— What is required —
Duplicate the lines of the material below exactly, leaving the pictures out of your answer.

--- begin Provided data ---

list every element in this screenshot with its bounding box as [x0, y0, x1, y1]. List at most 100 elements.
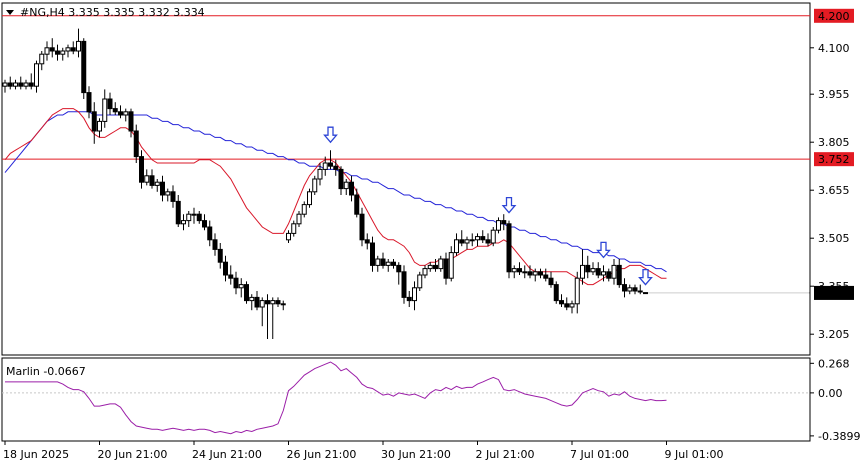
candle-body-80 [422, 268, 428, 276]
time-tick-label-1: 20 Jun 21:00 [98, 448, 168, 461]
candle-body-1 [7, 82, 13, 87]
candle-body-32 [170, 191, 176, 202]
candle-body-82 [433, 264, 438, 270]
candle-body-40 [212, 239, 218, 250]
candle-body-93 [490, 229, 496, 244]
collapse-triangle-icon[interactable] [6, 10, 14, 15]
candle-body-23 [123, 111, 129, 116]
arrow-markers [323, 126, 653, 286]
candle-body-24 [128, 111, 134, 132]
marlin-series-line [5, 361, 667, 435]
candle-body-99 [522, 271, 528, 274]
price-tick-label-4: 3.505 [818, 232, 850, 245]
candle-body-56 [296, 213, 302, 225]
price-level-labels: 4.200 3.752 3.334 [648, 8, 854, 300]
candle-body-49 [259, 300, 265, 308]
level-label-bg-0 [814, 8, 854, 23]
candle-body-42 [223, 261, 228, 276]
candle-body-51 [270, 300, 276, 305]
candle-body-12 [65, 47, 71, 52]
candle-body-30 [160, 181, 165, 196]
down-arrow-icon-2 [596, 241, 611, 259]
down-arrow-icon-3 [638, 268, 653, 286]
down-arrow-icon-0 [323, 126, 338, 144]
candle-body-29 [154, 181, 160, 186]
candle-body-37 [196, 213, 202, 222]
candle-body-122 [643, 292, 648, 295]
candle-body-25 [133, 130, 139, 158]
candle-body-59 [312, 178, 318, 193]
candle-body-105 [553, 284, 559, 302]
candles [2, 28, 648, 339]
candle-body-7 [39, 53, 45, 65]
candle-body-70 [370, 242, 375, 266]
candle-body-26 [139, 156, 144, 183]
candle-body-72 [380, 258, 386, 266]
candle-body-108 [569, 303, 575, 308]
time-tick-label-3: 26 Jun 21:00 [287, 448, 357, 461]
price-tick-label-0: 4.100 [818, 42, 850, 55]
candle-body-95 [501, 220, 507, 225]
candle-body-107 [564, 303, 570, 308]
marlin-pane[interactable]: 0.268 0.00 -0.3899 Marlin -0.0667 [1, 357, 860, 443]
candle-body-85 [448, 252, 454, 279]
candle-body-106 [559, 300, 564, 305]
candle-body-78 [412, 287, 417, 302]
candle-body-64 [338, 168, 344, 190]
candle-body-67 [354, 194, 360, 215]
candle-body-0 [2, 82, 8, 87]
candle-body-3 [18, 82, 24, 87]
candle-body-83 [438, 258, 444, 270]
candle-body-58 [307, 191, 312, 206]
current-price-label: 3.334 [818, 287, 850, 300]
candle-body-117 [616, 264, 622, 286]
candle-body-114 [601, 271, 606, 276]
level-label-1: 3.752 [818, 153, 850, 166]
candle-body-90 [475, 236, 480, 241]
time-tick-label-0: 18 Jun 2025 [3, 448, 69, 461]
candle-body-39 [207, 226, 213, 241]
candle-body-88 [464, 239, 470, 244]
candle-body-17 [91, 111, 97, 132]
candle-body-33 [175, 200, 181, 225]
candle-body-89 [469, 239, 475, 242]
candle-body-35 [186, 213, 192, 222]
candle-body-20 [107, 98, 113, 110]
candle-body-44 [233, 277, 239, 289]
candle-body-103 [543, 274, 549, 279]
candle-body-81 [427, 264, 433, 270]
candle-body-53 [280, 303, 286, 306]
marlin-tick-label-2: -0.3899 [818, 430, 860, 443]
level-label-bg-1 [814, 152, 854, 167]
candle-body-97 [511, 268, 517, 273]
candle-body-8 [44, 47, 50, 55]
candle-body-61 [322, 162, 328, 170]
candle-body-10 [55, 50, 60, 55]
candle-body-84 [443, 258, 449, 279]
candle-body-52 [275, 300, 281, 305]
candle-body-45 [238, 284, 244, 289]
candle-body-9 [49, 47, 55, 52]
time-tick-label-5: 2 Jul 21:00 [476, 448, 535, 461]
marlin-pane-frame [1, 357, 811, 442]
current-price-label-bg [814, 285, 854, 300]
candle-body-22 [118, 111, 123, 116]
candle-body-43 [228, 274, 234, 279]
candle-body-92 [485, 239, 491, 244]
candle-body-48 [254, 296, 260, 308]
candle-body-27 [144, 175, 150, 183]
candle-body-118 [622, 284, 627, 292]
candle-body-121 [637, 290, 643, 293]
candle-body-46 [244, 284, 249, 302]
candle-body-18 [97, 120, 102, 132]
time-tick-label-4: 30 Jun 21:00 [381, 448, 451, 461]
marlin-header: Marlin -0.0667 [6, 365, 86, 378]
candle-body-13 [70, 47, 76, 52]
candle-body-112 [590, 268, 596, 273]
candle-body-50 [265, 300, 270, 305]
candle-body-66 [349, 181, 354, 196]
candle-body-4 [23, 82, 29, 87]
candle-body-91 [480, 236, 486, 241]
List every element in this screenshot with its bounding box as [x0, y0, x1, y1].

--- end Provided data ---

— Reply —
list every element in this screenshot with its bounding box as [x0, y0, x1, y1]. List at most 100 elements.
candle-body-80 [422, 268, 428, 276]
time-tick-label-1: 20 Jun 21:00 [98, 448, 168, 461]
candle-body-1 [7, 82, 13, 87]
candle-body-32 [170, 191, 176, 202]
candle-body-82 [433, 264, 438, 270]
candle-body-40 [212, 239, 218, 250]
candle-body-93 [490, 229, 496, 244]
collapse-triangle-icon[interactable] [6, 10, 14, 15]
candle-body-23 [123, 111, 129, 116]
arrow-markers [323, 126, 653, 286]
candle-body-24 [128, 111, 134, 132]
marlin-series-line [5, 361, 667, 435]
candle-body-99 [522, 271, 528, 274]
price-tick-label-4: 3.505 [818, 232, 850, 245]
candle-body-56 [296, 213, 302, 225]
price-level-labels: 4.200 3.752 3.334 [648, 8, 854, 300]
candle-body-49 [259, 300, 265, 308]
level-label-bg-0 [814, 8, 854, 23]
candle-body-42 [223, 261, 228, 276]
candle-body-51 [270, 300, 276, 305]
candle-body-12 [65, 47, 71, 52]
candle-body-30 [160, 181, 165, 196]
down-arrow-icon-2 [596, 241, 611, 259]
down-arrow-icon-3 [638, 268, 653, 286]
down-arrow-icon-0 [323, 126, 338, 144]
candle-body-29 [154, 181, 160, 186]
candle-body-37 [196, 213, 202, 222]
candle-body-122 [643, 292, 648, 295]
candle-body-25 [133, 130, 139, 158]
candle-body-59 [312, 178, 318, 193]
candle-body-105 [553, 284, 559, 302]
candles [2, 28, 648, 339]
candle-body-7 [39, 53, 45, 65]
candle-body-70 [370, 242, 375, 266]
candle-body-26 [139, 156, 144, 183]
candle-body-72 [380, 258, 386, 266]
candle-body-108 [569, 303, 575, 308]
time-tick-label-3: 26 Jun 21:00 [287, 448, 357, 461]
price-tick-label-0: 4.100 [818, 42, 850, 55]
candle-body-95 [501, 220, 507, 225]
candle-body-107 [564, 303, 570, 308]
marlin-pane[interactable]: 0.268 0.00 -0.3899 Marlin -0.0667 [1, 357, 860, 443]
candle-body-85 [448, 252, 454, 279]
candle-body-106 [559, 300, 564, 305]
candle-body-78 [412, 287, 417, 302]
candle-body-64 [338, 168, 344, 190]
candle-body-67 [354, 194, 360, 215]
candle-body-0 [2, 82, 8, 87]
candle-body-3 [18, 82, 24, 87]
candle-body-83 [438, 258, 444, 270]
candle-body-58 [307, 191, 312, 206]
current-price-label: 3.334 [818, 287, 850, 300]
candle-body-117 [616, 264, 622, 286]
candle-body-114 [601, 271, 606, 276]
level-label-1: 3.752 [818, 153, 850, 166]
candle-body-90 [475, 236, 480, 241]
time-tick-label-0: 18 Jun 2025 [3, 448, 69, 461]
candle-body-39 [207, 226, 213, 241]
candle-body-88 [464, 239, 470, 244]
candle-body-17 [91, 111, 97, 132]
candle-body-33 [175, 200, 181, 225]
candle-body-89 [469, 239, 475, 242]
candle-body-35 [186, 213, 192, 222]
candle-body-20 [107, 98, 113, 110]
candle-body-44 [233, 277, 239, 289]
candle-body-103 [543, 274, 549, 279]
candle-body-81 [427, 264, 433, 270]
candle-body-53 [280, 303, 286, 306]
marlin-tick-label-2: -0.3899 [818, 430, 860, 443]
level-label-bg-1 [814, 152, 854, 167]
candle-body-97 [511, 268, 517, 273]
candle-body-8 [44, 47, 50, 55]
candle-body-61 [322, 162, 328, 170]
candle-body-10 [55, 50, 60, 55]
candle-body-84 [443, 258, 449, 279]
candle-body-52 [275, 300, 281, 305]
candle-body-45 [238, 284, 244, 289]
candle-body-9 [49, 47, 55, 52]
time-tick-label-5: 2 Jul 21:00 [476, 448, 535, 461]
marlin-pane-frame [1, 357, 811, 442]
current-price-label-bg [814, 285, 854, 300]
candle-body-22 [118, 111, 123, 116]
candle-body-43 [228, 274, 234, 279]
candle-body-92 [485, 239, 491, 244]
candle-body-48 [254, 296, 260, 308]
candle-body-27 [144, 175, 150, 183]
candle-body-118 [622, 284, 627, 292]
candle-body-121 [637, 290, 643, 293]
candle-body-46 [244, 284, 249, 302]
candle-body-18 [97, 120, 102, 132]
time-tick-label-4: 30 Jun 21:00 [381, 448, 451, 461]
marlin-header: Marlin -0.0667 [6, 365, 86, 378]
candle-body-13 [70, 47, 76, 52]
candle-body-112 [590, 268, 596, 273]
candle-body-50 [265, 300, 270, 305]
candle-body-66 [349, 181, 354, 196]
candle-body-4 [23, 82, 29, 87]
candle-body-91 [480, 236, 486, 241]
List every element in this screenshot with its bounding box as [x0, y0, x1, y1].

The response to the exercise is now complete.